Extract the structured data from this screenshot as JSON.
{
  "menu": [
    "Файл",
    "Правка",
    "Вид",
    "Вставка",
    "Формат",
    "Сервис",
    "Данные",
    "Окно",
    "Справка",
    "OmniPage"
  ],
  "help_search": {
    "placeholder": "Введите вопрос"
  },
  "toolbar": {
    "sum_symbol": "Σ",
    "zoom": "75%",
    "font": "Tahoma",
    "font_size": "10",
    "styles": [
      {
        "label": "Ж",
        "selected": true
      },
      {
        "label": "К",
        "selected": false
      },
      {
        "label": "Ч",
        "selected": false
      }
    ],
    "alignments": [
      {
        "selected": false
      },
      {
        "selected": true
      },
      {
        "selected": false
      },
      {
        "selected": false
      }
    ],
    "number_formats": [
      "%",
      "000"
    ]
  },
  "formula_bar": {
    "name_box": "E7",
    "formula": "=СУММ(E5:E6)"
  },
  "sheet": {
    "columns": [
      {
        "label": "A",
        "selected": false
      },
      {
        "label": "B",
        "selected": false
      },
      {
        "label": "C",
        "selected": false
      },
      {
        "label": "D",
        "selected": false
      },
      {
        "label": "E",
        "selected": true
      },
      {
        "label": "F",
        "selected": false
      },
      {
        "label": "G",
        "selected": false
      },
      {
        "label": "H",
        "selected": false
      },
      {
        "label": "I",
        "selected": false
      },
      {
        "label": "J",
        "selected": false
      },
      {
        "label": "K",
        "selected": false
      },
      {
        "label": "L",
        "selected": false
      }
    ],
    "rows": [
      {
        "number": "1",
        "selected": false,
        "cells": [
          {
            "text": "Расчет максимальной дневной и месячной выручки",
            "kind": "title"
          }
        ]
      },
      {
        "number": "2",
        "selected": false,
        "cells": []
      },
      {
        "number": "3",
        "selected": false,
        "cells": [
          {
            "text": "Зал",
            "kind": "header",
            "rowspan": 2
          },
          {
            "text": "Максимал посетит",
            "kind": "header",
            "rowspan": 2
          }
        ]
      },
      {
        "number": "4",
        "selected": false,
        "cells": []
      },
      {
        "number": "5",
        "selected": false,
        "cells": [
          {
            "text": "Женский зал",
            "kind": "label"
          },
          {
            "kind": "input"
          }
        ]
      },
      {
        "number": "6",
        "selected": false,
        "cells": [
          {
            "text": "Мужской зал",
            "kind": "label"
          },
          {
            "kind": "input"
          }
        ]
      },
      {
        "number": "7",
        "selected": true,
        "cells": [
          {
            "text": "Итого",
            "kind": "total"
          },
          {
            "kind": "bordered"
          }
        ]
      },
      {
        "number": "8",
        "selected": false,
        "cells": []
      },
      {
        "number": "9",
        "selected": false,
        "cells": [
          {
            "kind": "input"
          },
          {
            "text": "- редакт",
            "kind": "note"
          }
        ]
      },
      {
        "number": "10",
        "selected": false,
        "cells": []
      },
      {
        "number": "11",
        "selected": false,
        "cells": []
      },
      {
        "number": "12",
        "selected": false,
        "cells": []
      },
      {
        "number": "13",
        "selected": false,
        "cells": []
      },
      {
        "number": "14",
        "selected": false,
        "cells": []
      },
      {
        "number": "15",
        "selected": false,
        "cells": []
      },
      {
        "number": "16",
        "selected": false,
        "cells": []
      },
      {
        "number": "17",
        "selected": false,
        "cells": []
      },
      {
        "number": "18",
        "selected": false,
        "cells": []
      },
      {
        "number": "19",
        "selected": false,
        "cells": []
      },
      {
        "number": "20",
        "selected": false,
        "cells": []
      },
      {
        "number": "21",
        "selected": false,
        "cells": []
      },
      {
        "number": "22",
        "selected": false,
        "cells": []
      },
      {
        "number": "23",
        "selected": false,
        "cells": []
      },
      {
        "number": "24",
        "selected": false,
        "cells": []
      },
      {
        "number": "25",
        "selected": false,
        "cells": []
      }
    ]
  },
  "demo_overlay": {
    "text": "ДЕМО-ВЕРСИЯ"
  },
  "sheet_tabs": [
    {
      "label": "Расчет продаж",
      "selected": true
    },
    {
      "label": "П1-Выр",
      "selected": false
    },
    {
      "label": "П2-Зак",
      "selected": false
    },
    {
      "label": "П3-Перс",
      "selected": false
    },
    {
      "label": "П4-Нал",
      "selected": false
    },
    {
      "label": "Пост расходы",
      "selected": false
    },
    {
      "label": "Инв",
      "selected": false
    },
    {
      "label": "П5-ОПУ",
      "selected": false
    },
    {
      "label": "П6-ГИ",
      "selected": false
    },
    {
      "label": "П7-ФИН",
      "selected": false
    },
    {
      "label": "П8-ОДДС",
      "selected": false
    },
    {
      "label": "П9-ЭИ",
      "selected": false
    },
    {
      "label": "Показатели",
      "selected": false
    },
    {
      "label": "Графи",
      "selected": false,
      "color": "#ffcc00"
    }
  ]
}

# [To do]
Copy out the whole listing, exactly as written.

# [Complete answer]
Extract the structured data from this screenshot as JSON.
{
  "menu": [
    "Файл",
    "Правка",
    "Вид",
    "Вставка",
    "Формат",
    "Сервис",
    "Данные",
    "Окно",
    "Справка",
    "OmniPage"
  ],
  "help_search": {
    "placeholder": "Введите вопрос"
  },
  "toolbar": {
    "sum_symbol": "Σ",
    "zoom": "75%",
    "font": "Tahoma",
    "font_size": "10",
    "styles": [
      {
        "label": "Ж",
        "selected": true
      },
      {
        "label": "К",
        "selected": false
      },
      {
        "label": "Ч",
        "selected": false
      }
    ],
    "alignments": [
      {
        "selected": false
      },
      {
        "selected": true
      },
      {
        "selected": false
      },
      {
        "selected": false
      }
    ],
    "number_formats": [
      "%",
      "000"
    ]
  },
  "formula_bar": {
    "name_box": "E7",
    "formula": "=СУММ(E5:E6)"
  },
  "sheet": {
    "columns": [
      {
        "label": "A",
        "selected": false
      },
      {
        "label": "B",
        "selected": false
      },
      {
        "label": "C",
        "selected": false
      },
      {
        "label": "D",
        "selected": false
      },
      {
        "label": "E",
        "selected": true
      },
      {
        "label": "F",
        "selected": false
      },
      {
        "label": "G",
        "selected": false
      },
      {
        "label": "H",
        "selected": false
      },
      {
        "label": "I",
        "selected": false
      },
      {
        "label": "J",
        "selected": false
      },
      {
        "label": "K",
        "selected": false
      },
      {
        "label": "L",
        "selected": false
      }
    ],
    "rows": [
      {
        "number": "1",
        "selected": false,
        "cells": [
          {
            "text": "Расчет максимальной дневной и месячной выручки",
            "kind": "title"
          }
        ]
      },
      {
        "number": "2",
        "selected": false,
        "cells": []
      },
      {
        "number": "3",
        "selected": false,
        "cells": [
          {
            "text": "Зал",
            "kind": "header",
            "rowspan": 2
          },
          {
            "text": "Максимал посетит",
            "kind": "header",
            "rowspan": 2
          }
        ]
      },
      {
        "number": "4",
        "selected": false,
        "cells": []
      },
      {
        "number": "5",
        "selected": false,
        "cells": [
          {
            "text": "Женский зал",
            "kind": "label"
          },
          {
            "kind": "input"
          }
        ]
      },
      {
        "number": "6",
        "selected": false,
        "cells": [
          {
            "text": "Мужской зал",
            "kind": "label"
          },
          {
            "kind": "input"
          }
        ]
      },
      {
        "number": "7",
        "selected": true,
        "cells": [
          {
            "text": "Итого",
            "kind": "total"
          },
          {
            "kind": "bordered"
          }
        ]
      },
      {
        "number": "8",
        "selected": false,
        "cells": []
      },
      {
        "number": "9",
        "selected": false,
        "cells": [
          {
            "kind": "input"
          },
          {
            "text": "- редакт",
            "kind": "note"
          }
        ]
      },
      {
        "number": "10",
        "selected": false,
        "cells": []
      },
      {
        "number": "11",
        "selected": false,
        "cells": []
      },
      {
        "number": "12",
        "selected": false,
        "cells": []
      },
      {
        "number": "13",
        "selected": false,
        "cells": []
      },
      {
        "number": "14",
        "selected": false,
        "cells": []
      },
      {
        "number": "15",
        "selected": false,
        "cells": []
      },
      {
        "number": "16",
        "selected": false,
        "cells": []
      },
      {
        "number": "17",
        "selected": false,
        "cells": []
      },
      {
        "number": "18",
        "selected": false,
        "cells": []
      },
      {
        "number": "19",
        "selected": false,
        "cells": []
      },
      {
        "number": "20",
        "selected": false,
        "cells": []
      },
      {
        "number": "21",
        "selected": false,
        "cells": []
      },
      {
        "number": "22",
        "selected": false,
        "cells": []
      },
      {
        "number": "23",
        "selected": false,
        "cells": []
      },
      {
        "number": "24",
        "selected": false,
        "cells": []
      },
      {
        "number": "25",
        "selected": false,
        "cells": []
      }
    ]
  },
  "demo_overlay": {
    "text": "ДЕМО-ВЕРСИЯ"
  },
  "sheet_tabs": [
    {
      "label": "Расчет продаж",
      "selected": true
    },
    {
      "label": "П1-Выр",
      "selected": false
    },
    {
      "label": "П2-Зак",
      "selected": false
    },
    {
      "label": "П3-Перс",
      "selected": false
    },
    {
      "label": "П4-Нал",
      "selected": false
    },
    {
      "label": "Пост расходы",
      "selected": false
    },
    {
      "label": "Инв",
      "selected": false
    },
    {
      "label": "П5-ОПУ",
      "selected": false
    },
    {
      "label": "П6-ГИ",
      "selected": false
    },
    {
      "label": "П7-ФИН",
      "selected": false
    },
    {
      "label": "П8-ОДДС",
      "selected": false
    },
    {
      "label": "П9-ЭИ",
      "selected": false
    },
    {
      "label": "Показатели",
      "selected": false
    },
    {
      "label": "Графи",
      "selected": false,
      "color": "#ffcc00"
    }
  ]
}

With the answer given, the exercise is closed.